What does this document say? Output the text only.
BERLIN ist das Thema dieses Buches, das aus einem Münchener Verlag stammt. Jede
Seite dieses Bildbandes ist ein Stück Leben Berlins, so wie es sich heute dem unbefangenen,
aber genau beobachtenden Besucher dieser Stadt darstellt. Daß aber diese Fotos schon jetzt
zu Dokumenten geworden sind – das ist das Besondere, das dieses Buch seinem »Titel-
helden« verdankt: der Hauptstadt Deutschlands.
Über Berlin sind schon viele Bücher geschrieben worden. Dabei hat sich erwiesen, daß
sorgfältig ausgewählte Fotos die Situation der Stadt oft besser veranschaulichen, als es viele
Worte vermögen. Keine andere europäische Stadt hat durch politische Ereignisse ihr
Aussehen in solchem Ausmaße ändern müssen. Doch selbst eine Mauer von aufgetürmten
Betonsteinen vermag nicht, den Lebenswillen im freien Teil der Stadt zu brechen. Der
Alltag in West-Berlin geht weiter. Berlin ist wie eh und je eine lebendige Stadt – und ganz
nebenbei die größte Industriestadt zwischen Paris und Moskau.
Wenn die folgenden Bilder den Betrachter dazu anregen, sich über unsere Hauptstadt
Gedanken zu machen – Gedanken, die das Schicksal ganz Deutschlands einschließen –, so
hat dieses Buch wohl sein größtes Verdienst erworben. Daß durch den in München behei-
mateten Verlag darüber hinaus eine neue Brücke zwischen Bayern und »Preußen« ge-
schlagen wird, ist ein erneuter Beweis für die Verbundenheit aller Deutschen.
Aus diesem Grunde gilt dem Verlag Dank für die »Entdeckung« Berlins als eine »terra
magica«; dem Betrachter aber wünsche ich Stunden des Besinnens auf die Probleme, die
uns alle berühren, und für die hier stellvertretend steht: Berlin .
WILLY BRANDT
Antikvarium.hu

§ **WHAT THE EXERCISE ASKS**
Your task is to give the records above again, exactly.

§ **RESULT OF THIS EXERCISE**
What does this document say? Output the text only.
BERLIN ist das Thema dieses Buches, das aus einem Münchener Verlag stammt. Jede
Seite dieses Bildbandes ist ein Stück Leben Berlins, so wie es sich heute dem unbefangenen,
aber genau beobachtenden Besucher dieser Stadt darstellt. Daß aber diese Fotos schon jetzt
zu Dokumenten geworden sind – das ist das Besondere, das dieses Buch seinem »Titel-
helden« verdankt: der Hauptstadt Deutschlands.
Über Berlin sind schon viele Bücher geschrieben worden. Dabei hat sich erwiesen, daß
sorgfältig ausgewählte Fotos die Situation der Stadt oft besser veranschaulichen, als es viele
Worte vermögen. Keine andere europäische Stadt hat durch politische Ereignisse ihr
Aussehen in solchem Ausmaße ändern müssen. Doch selbst eine Mauer von aufgetürmten
Betonsteinen vermag nicht, den Lebenswillen im freien Teil der Stadt zu brechen. Der
Alltag in West-Berlin geht weiter. Berlin ist wie eh und je eine lebendige Stadt – und ganz
nebenbei die größte Industriestadt zwischen Paris und Moskau.
Wenn die folgenden Bilder den Betrachter dazu anregen, sich über unsere Hauptstadt
Gedanken zu machen – Gedanken, die das Schicksal ganz Deutschlands einschließen –, so
hat dieses Buch wohl sein größtes Verdienst erworben. Daß durch den in München behei-
mateten Verlag darüber hinaus eine neue Brücke zwischen Bayern und »Preußen« ge-
schlagen wird, ist ein erneuter Beweis für die Verbundenheit aller Deutschen.
Aus diesem Grunde gilt dem Verlag Dank für die »Entdeckung« Berlins als eine »terra
magica«; dem Betrachter aber wünsche ich Stunden des Besinnens auf die Probleme, die
uns alle berühren, und für die hier stellvertretend steht: Berlin .
WILLY BRANDT
Antikvarium.hu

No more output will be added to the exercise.